=== SET TASK ===
Omit every picture and write out the rest of the records exactly.

START

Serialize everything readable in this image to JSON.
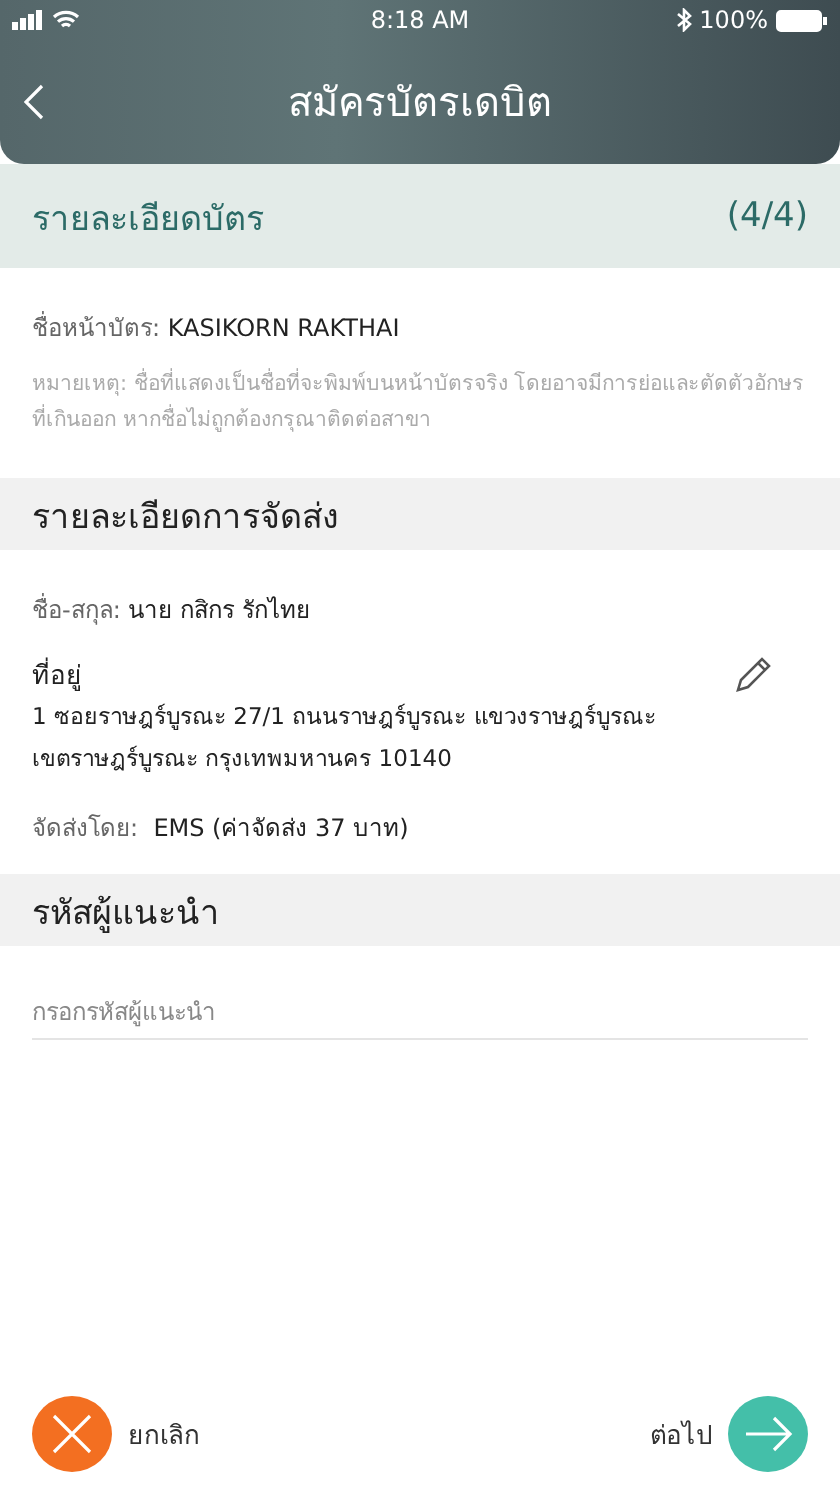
{
  "status_bar": {
    "time": "8:18 AM",
    "battery": "100%"
  },
  "header": {
    "title": "สมัครบัตรเดบิต"
  },
  "card_section": {
    "title": "รายละเอียดบัตร",
    "step": "(4/4)",
    "card_name_label": "ชื่อหน้าบัตร:",
    "card_name": "KASIKORN RAKTHAI",
    "note": "หมายเหตุ: ชื่อที่แสดงเป็นชื่อที่จะพิมพ์บนหน้าบัตรจริง โดยอาจมีการย่อและตัดตัวอักษรที่เกินออก หากชื่อไม่ถูกต้องกรุณาติดต่อสาขา"
  },
  "delivery": {
    "title": "รายละเอียดการจัดส่ง",
    "name_label": "ชื่อ-สกุล:",
    "name": "นาย กสิกร รักไทย",
    "address_label": "ที่อยู่",
    "address_lines": [
      "1 ซอยราษฎร์บูรณะ 27/1 ถนนราษฎร์บูรณะ แขวงราษฎร์บูรณะ",
      "เขตราษฎร์บูรณะ กรุงเทพมหานคร 10140"
    ],
    "shipping_label": "จัดส่งโดย:",
    "shipping": "EMS (ค่าจัดส่ง 37 บาท)"
  },
  "referral": {
    "title": "รหัสผู้แนะนำ",
    "placeholder": "กรอกรหัสผู้แนะนำ"
  },
  "footer": {
    "cancel": "ยกเลิก",
    "next": "ต่อไป"
  }
}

END

=== RESPONSE TO THE EXERCISE ===
Serialize everything readable in this image to JSON.
{
  "status_bar": {
    "time": "8:18 AM",
    "battery": "100%"
  },
  "header": {
    "title": "สมัครบัตรเดบิต"
  },
  "card_section": {
    "title": "รายละเอียดบัตร",
    "step": "(4/4)",
    "card_name_label": "ชื่อหน้าบัตร:",
    "card_name": "KASIKORN RAKTHAI",
    "note": "หมายเหตุ: ชื่อที่แสดงเป็นชื่อที่จะพิมพ์บนหน้าบัตรจริง โดยอาจมีการย่อและตัดตัวอักษรที่เกินออก หากชื่อไม่ถูกต้องกรุณาติดต่อสาขา"
  },
  "delivery": {
    "title": "รายละเอียดการจัดส่ง",
    "name_label": "ชื่อ-สกุล:",
    "name": "นาย กสิกร รักไทย",
    "address_label": "ที่อยู่",
    "address_lines": [
      "1 ซอยราษฎร์บูรณะ 27/1 ถนนราษฎร์บูรณะ แขวงราษฎร์บูรณะ",
      "เขตราษฎร์บูรณะ กรุงเทพมหานคร 10140"
    ],
    "shipping_label": "จัดส่งโดย:",
    "shipping": "EMS (ค่าจัดส่ง 37 บาท)"
  },
  "referral": {
    "title": "รหัสผู้แนะนำ",
    "placeholder": "กรอกรหัสผู้แนะนำ"
  },
  "footer": {
    "cancel": "ยกเลิก",
    "next": "ต่อไป"
  }
}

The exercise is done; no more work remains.